> TASK REQUIREMENTS
Answer these questions using the Handelsbanken excerpt below, one line each:
(a) In what month was Anders Bouvin appointed CEO?
(b) By how much did the CET1 ratio improve quarter on quarter, and what level did it reach?
(c) Which body made the assessment that set the 21.1% requirement?

> TEXT PROVIDED
────────────────────

However, Handelsbanken's CEO Anders Bouvin, who was appointed to the role in August, was cautious on the group's capital position. His remarks came as a surprise, given that Handelsbaken has improved its CET1 ratio by 100bps q/q to 24%, well above its regulatory requirement of 21.1%. Mr. Bouvin mentioned that 'there are always movements in risk-weighted assets and it is unclear how Basel IV rules will affect the bank's capital ratios'. As such, 'the company's board still needs to make an assessment of how big that capital buffer will be'.

<Q - Willis Palermo>: Hi. Good morning. I have two questions. The first one is on capital. I had a very strong progression during the quarter. We also had one area of clarity regarding the corporate risk weight. However, the buffer that you want to keep remain unchanged. And I was wondering, is this a sign that the remaining risks around capital are unchanged as well despite this additional source of clarity? And is the buffer all related to additional requirements from the better date suggesting that this impact could be as big as the 300 bps that you plan to hold? Or is there anything else, any other risk to keep in mind? That's for the first one. The second one is around the UK operation. I was wondering if you could give a bit more granularity and describe the landscape and what you saw during the quarter? And especially, if you could describe the pricing pressure that you're currently seeing in the UK. And secondly, if there was a somewhat slowdown in branch opening this quarter, is this the growth pace we should expect going forward? And that's all for me. Thanks.

<A>: Thank you. Well, I will talk with the capital-related question. So, now, the Swedish FSA has made the assessment, as you have seen. And so, the requirement is 21.1% in core equity Tier 1 ratio. And we are quite a bit above that, which is good.

────────────────────

> DATA
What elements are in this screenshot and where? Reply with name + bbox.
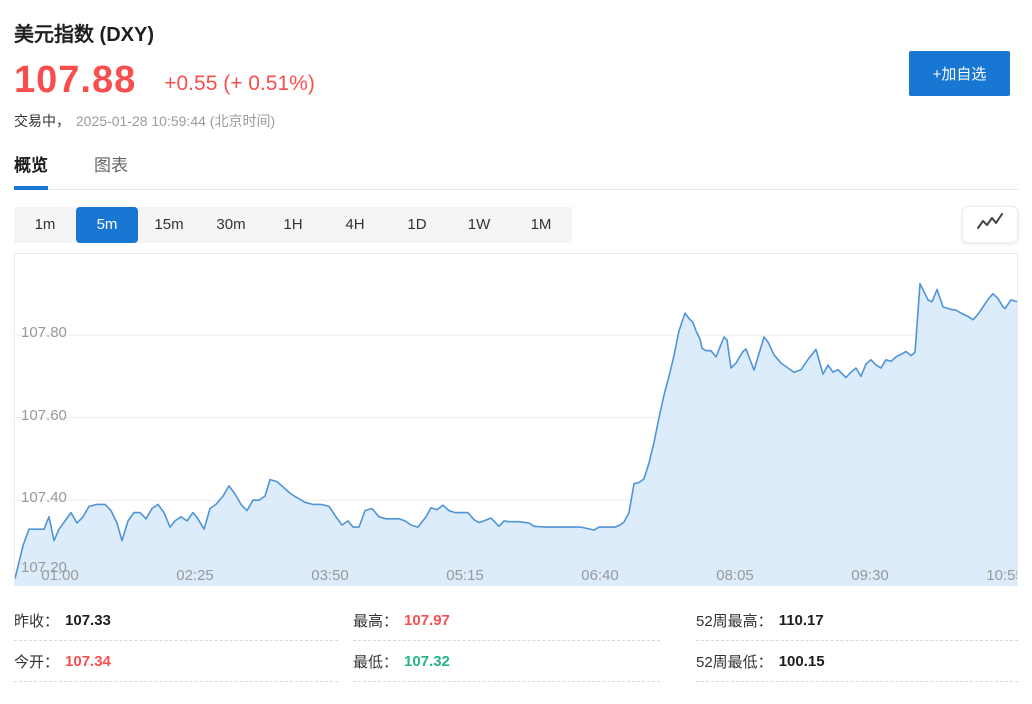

────────────────────

> RESULT FOR THIS EXERCISE
(a) August
(b) By 100bps, to 24%
(c) The Swedish FSA